+++ RECORDS SUPPLIED

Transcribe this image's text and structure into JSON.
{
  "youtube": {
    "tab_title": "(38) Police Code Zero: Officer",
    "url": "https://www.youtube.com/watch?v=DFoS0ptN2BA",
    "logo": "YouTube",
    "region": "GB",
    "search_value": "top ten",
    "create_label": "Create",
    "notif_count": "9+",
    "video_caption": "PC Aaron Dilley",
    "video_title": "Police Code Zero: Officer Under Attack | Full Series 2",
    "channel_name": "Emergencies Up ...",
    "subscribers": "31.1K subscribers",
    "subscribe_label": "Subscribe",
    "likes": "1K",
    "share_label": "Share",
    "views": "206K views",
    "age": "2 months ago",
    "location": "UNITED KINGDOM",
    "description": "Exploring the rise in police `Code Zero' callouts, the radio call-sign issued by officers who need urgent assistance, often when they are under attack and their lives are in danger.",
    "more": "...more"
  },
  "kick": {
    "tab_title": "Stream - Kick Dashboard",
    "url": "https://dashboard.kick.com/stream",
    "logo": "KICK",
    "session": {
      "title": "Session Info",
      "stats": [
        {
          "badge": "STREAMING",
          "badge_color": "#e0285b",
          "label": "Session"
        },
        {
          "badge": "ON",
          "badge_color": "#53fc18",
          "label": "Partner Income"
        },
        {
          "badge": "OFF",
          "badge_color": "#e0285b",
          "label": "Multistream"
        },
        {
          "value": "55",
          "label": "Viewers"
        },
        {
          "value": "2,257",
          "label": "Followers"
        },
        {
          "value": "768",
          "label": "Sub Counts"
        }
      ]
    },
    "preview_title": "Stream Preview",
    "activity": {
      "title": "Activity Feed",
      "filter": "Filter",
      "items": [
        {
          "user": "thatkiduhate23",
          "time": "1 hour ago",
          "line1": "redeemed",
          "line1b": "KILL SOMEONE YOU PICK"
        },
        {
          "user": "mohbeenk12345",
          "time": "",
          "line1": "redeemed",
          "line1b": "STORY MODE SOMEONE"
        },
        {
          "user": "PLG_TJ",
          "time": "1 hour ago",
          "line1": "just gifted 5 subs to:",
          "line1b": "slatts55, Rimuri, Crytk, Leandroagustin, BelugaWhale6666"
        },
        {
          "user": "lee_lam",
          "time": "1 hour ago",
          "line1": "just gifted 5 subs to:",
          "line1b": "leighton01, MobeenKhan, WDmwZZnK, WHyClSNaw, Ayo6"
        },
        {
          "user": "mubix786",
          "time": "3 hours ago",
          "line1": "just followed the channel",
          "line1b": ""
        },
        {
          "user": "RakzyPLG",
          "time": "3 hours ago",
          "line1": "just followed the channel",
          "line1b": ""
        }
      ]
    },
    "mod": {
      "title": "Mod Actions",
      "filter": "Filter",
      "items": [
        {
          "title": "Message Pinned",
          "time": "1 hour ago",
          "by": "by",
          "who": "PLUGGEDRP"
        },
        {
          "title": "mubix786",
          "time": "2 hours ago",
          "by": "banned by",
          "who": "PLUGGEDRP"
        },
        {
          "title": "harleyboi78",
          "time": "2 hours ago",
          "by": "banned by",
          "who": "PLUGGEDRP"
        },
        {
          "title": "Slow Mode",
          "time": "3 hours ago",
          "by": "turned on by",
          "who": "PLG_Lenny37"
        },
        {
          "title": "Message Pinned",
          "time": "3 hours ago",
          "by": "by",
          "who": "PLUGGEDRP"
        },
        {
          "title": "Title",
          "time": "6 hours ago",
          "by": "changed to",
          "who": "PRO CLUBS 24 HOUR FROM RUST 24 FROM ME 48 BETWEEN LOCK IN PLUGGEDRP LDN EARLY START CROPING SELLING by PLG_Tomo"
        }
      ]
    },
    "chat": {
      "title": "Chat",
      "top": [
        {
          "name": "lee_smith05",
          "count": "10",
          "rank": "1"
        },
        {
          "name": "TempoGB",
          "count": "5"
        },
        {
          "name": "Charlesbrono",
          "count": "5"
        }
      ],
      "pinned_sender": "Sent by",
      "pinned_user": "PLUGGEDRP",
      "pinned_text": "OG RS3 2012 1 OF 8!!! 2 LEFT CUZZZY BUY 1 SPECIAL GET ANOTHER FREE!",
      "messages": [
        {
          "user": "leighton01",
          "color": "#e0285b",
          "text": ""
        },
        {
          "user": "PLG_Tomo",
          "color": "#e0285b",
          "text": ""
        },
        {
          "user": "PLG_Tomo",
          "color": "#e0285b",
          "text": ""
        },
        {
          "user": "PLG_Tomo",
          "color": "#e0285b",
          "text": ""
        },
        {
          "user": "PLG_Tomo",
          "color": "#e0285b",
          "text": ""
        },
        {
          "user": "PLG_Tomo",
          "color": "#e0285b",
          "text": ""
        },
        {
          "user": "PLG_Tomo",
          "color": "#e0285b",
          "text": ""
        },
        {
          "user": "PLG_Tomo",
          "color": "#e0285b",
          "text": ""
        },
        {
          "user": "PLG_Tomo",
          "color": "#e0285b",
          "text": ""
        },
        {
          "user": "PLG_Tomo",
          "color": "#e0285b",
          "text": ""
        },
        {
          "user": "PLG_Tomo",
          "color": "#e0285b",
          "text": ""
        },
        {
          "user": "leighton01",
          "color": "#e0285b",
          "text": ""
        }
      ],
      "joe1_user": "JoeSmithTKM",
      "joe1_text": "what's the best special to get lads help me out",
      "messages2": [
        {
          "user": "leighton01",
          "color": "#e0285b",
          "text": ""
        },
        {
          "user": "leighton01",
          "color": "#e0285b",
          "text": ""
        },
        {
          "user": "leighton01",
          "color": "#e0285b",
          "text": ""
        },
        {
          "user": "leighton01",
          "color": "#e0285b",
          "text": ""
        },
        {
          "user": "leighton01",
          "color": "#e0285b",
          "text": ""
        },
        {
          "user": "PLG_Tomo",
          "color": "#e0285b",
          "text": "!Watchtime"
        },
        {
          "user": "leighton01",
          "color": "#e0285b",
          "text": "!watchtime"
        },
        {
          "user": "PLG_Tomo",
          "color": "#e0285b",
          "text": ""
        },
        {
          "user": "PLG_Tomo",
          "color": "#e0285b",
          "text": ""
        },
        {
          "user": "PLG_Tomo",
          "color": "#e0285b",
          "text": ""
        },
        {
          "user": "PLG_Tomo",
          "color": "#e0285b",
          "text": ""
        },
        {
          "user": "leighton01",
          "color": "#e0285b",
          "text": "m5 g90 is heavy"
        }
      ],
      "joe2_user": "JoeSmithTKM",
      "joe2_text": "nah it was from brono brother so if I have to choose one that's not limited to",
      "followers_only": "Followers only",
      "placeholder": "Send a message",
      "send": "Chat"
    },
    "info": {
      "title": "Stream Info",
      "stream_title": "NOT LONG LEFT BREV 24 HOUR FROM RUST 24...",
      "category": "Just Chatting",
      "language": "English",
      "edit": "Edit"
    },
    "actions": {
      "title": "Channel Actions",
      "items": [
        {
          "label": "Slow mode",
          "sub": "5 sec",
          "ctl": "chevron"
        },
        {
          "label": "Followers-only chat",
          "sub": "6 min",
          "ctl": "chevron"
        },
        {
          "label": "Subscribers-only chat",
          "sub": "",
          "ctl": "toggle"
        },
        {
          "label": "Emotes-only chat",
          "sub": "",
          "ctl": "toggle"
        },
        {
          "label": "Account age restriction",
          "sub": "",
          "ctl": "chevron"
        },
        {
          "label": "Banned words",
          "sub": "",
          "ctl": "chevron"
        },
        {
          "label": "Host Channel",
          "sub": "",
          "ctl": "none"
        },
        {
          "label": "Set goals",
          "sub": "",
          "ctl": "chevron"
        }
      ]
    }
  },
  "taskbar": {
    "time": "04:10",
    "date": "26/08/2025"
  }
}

++++++

▶ REQUIRED TASK:
Quote every line of the data, word for word.

▶ THE RESPONSE:
Transcribe this image's text and structure into JSON.
{
  "youtube": {
    "tab_title": "(38) Police Code Zero: Officer",
    "url": "https://www.youtube.com/watch?v=DFoS0ptN2BA",
    "logo": "YouTube",
    "region": "GB",
    "search_value": "top ten",
    "create_label": "Create",
    "notif_count": "9+",
    "video_caption": "PC Aaron Dilley",
    "video_title": "Police Code Zero: Officer Under Attack | Full Series 2",
    "channel_name": "Emergencies Up ...",
    "subscribers": "31.1K subscribers",
    "subscribe_label": "Subscribe",
    "likes": "1K",
    "share_label": "Share",
    "views": "206K views",
    "age": "2 months ago",
    "location": "UNITED KINGDOM",
    "description": "Exploring the rise in police `Code Zero' callouts, the radio call-sign issued by officers who need urgent assistance, often when they are under attack and their lives are in danger.",
    "more": "...more"
  },
  "kick": {
    "tab_title": "Stream - Kick Dashboard",
    "url": "https://dashboard.kick.com/stream",
    "logo": "KICK",
    "session": {
      "title": "Session Info",
      "stats": [
        {
          "badge": "STREAMING",
          "badge_color": "#e0285b",
          "label": "Session"
        },
        {
          "badge": "ON",
          "badge_color": "#53fc18",
          "label": "Partner Income"
        },
        {
          "badge": "OFF",
          "badge_color": "#e0285b",
          "label": "Multistream"
        },
        {
          "value": "55",
          "label": "Viewers"
        },
        {
          "value": "2,257",
          "label": "Followers"
        },
        {
          "value": "768",
          "label": "Sub Counts"
        }
      ]
    },
    "preview_title": "Stream Preview",
    "activity": {
      "title": "Activity Feed",
      "filter": "Filter",
      "items": [
        {
          "user": "thatkiduhate23",
          "time": "1 hour ago",
          "line1": "redeemed",
          "line1b": "KILL SOMEONE YOU PICK"
        },
        {
          "user": "mohbeenk12345",
          "time": "",
          "line1": "redeemed",
          "line1b": "STORY MODE SOMEONE"
        },
        {
          "user": "PLG_TJ",
          "time": "1 hour ago",
          "line1": "just gifted 5 subs to:",
          "line1b": "slatts55, Rimuri, Crytk, Leandroagustin, BelugaWhale6666"
        },
        {
          "user": "lee_lam",
          "time": "1 hour ago",
          "line1": "just gifted 5 subs to:",
          "line1b": "leighton01, MobeenKhan, WDmwZZnK, WHyClSNaw, Ayo6"
        },
        {
          "user": "mubix786",
          "time": "3 hours ago",
          "line1": "just followed the channel",
          "line1b": ""
        },
        {
          "user": "RakzyPLG",
          "time": "3 hours ago",
          "line1": "just followed the channel",
          "line1b": ""
        }
      ]
    },
    "mod": {
      "title": "Mod Actions",
      "filter": "Filter",
      "items": [
        {
          "title": "Message Pinned",
          "time": "1 hour ago",
          "by": "by",
          "who": "PLUGGEDRP"
        },
        {
          "title": "mubix786",
          "time": "2 hours ago",
          "by": "banned by",
          "who": "PLUGGEDRP"
        },
        {
          "title": "harleyboi78",
          "time": "2 hours ago",
          "by": "banned by",
          "who": "PLUGGEDRP"
        },
        {
          "title": "Slow Mode",
          "time": "3 hours ago",
          "by": "turned on by",
          "who": "PLG_Lenny37"
        },
        {
          "title": "Message Pinned",
          "time": "3 hours ago",
          "by": "by",
          "who": "PLUGGEDRP"
        },
        {
          "title": "Title",
          "time": "6 hours ago",
          "by": "changed to",
          "who": "PRO CLUBS 24 HOUR FROM RUST 24 FROM ME 48 BETWEEN LOCK IN PLUGGEDRP LDN EARLY START CROPING SELLING by PLG_Tomo"
        }
      ]
    },
    "chat": {
      "title": "Chat",
      "top": [
        {
          "name": "lee_smith05",
          "count": "10",
          "rank": "1"
        },
        {
          "name": "TempoGB",
          "count": "5"
        },
        {
          "name": "Charlesbrono",
          "count": "5"
        }
      ],
      "pinned_sender": "Sent by",
      "pinned_user": "PLUGGEDRP",
      "pinned_text": "OG RS3 2012 1 OF 8!!! 2 LEFT CUZZZY BUY 1 SPECIAL GET ANOTHER FREE!",
      "messages": [
        {
          "user": "leighton01",
          "color": "#e0285b",
          "text": ""
        },
        {
          "user": "PLG_Tomo",
          "color": "#e0285b",
          "text": ""
        },
        {
          "user": "PLG_Tomo",
          "color": "#e0285b",
          "text": ""
        },
        {
          "user": "PLG_Tomo",
          "color": "#e0285b",
          "text": ""
        },
        {
          "user": "PLG_Tomo",
          "color": "#e0285b",
          "text": ""
        },
        {
          "user": "PLG_Tomo",
          "color": "#e0285b",
          "text": ""
        },
        {
          "user": "PLG_Tomo",
          "color": "#e0285b",
          "text": ""
        },
        {
          "user": "PLG_Tomo",
          "color": "#e0285b",
          "text": ""
        },
        {
          "user": "PLG_Tomo",
          "color": "#e0285b",
          "text": ""
        },
        {
          "user": "PLG_Tomo",
          "color": "#e0285b",
          "text": ""
        },
        {
          "user": "PLG_Tomo",
          "color": "#e0285b",
          "text": ""
        },
        {
          "user": "leighton01",
          "color": "#e0285b",
          "text": ""
        }
      ],
      "joe1_user": "JoeSmithTKM",
      "joe1_text": "what's the best special to get lads help me out",
      "messages2": [
        {
          "user": "leighton01",
          "color": "#e0285b",
          "text": ""
        },
        {
          "user": "leighton01",
          "color": "#e0285b",
          "text": ""
        },
        {
          "user": "leighton01",
          "color": "#e0285b",
          "text": ""
        },
        {
          "user": "leighton01",
          "color": "#e0285b",
          "text": ""
        },
        {
          "user": "leighton01",
          "color": "#e0285b",
          "text": ""
        },
        {
          "user": "PLG_Tomo",
          "color": "#e0285b",
          "text": "!Watchtime"
        },
        {
          "user": "leighton01",
          "color": "#e0285b",
          "text": "!watchtime"
        },
        {
          "user": "PLG_Tomo",
          "color": "#e0285b",
          "text": ""
        },
        {
          "user": "PLG_Tomo",
          "color": "#e0285b",
          "text": ""
        },
        {
          "user": "PLG_Tomo",
          "color": "#e0285b",
          "text": ""
        },
        {
          "user": "PLG_Tomo",
          "color": "#e0285b",
          "text": ""
        },
        {
          "user": "leighton01",
          "color": "#e0285b",
          "text": "m5 g90 is heavy"
        }
      ],
      "joe2_user": "JoeSmithTKM",
      "joe2_text": "nah it was from brono brother so if I have to choose one that's not limited to",
      "followers_only": "Followers only",
      "placeholder": "Send a message",
      "send": "Chat"
    },
    "info": {
      "title": "Stream Info",
      "stream_title": "NOT LONG LEFT BREV 24 HOUR FROM RUST 24...",
      "category": "Just Chatting",
      "language": "English",
      "edit": "Edit"
    },
    "actions": {
      "title": "Channel Actions",
      "items": [
        {
          "label": "Slow mode",
          "sub": "5 sec",
          "ctl": "chevron"
        },
        {
          "label": "Followers-only chat",
          "sub": "6 min",
          "ctl": "chevron"
        },
        {
          "label": "Subscribers-only chat",
          "sub": "",
          "ctl": "toggle"
        },
        {
          "label": "Emotes-only chat",
          "sub": "",
          "ctl": "toggle"
        },
        {
          "label": "Account age restriction",
          "sub": "",
          "ctl": "chevron"
        },
        {
          "label": "Banned words",
          "sub": "",
          "ctl": "chevron"
        },
        {
          "label": "Host Channel",
          "sub": "",
          "ctl": "none"
        },
        {
          "label": "Set goals",
          "sub": "",
          "ctl": "chevron"
        }
      ]
    }
  },
  "taskbar": {
    "time": "04:10",
    "date": "26/08/2025"
  }
}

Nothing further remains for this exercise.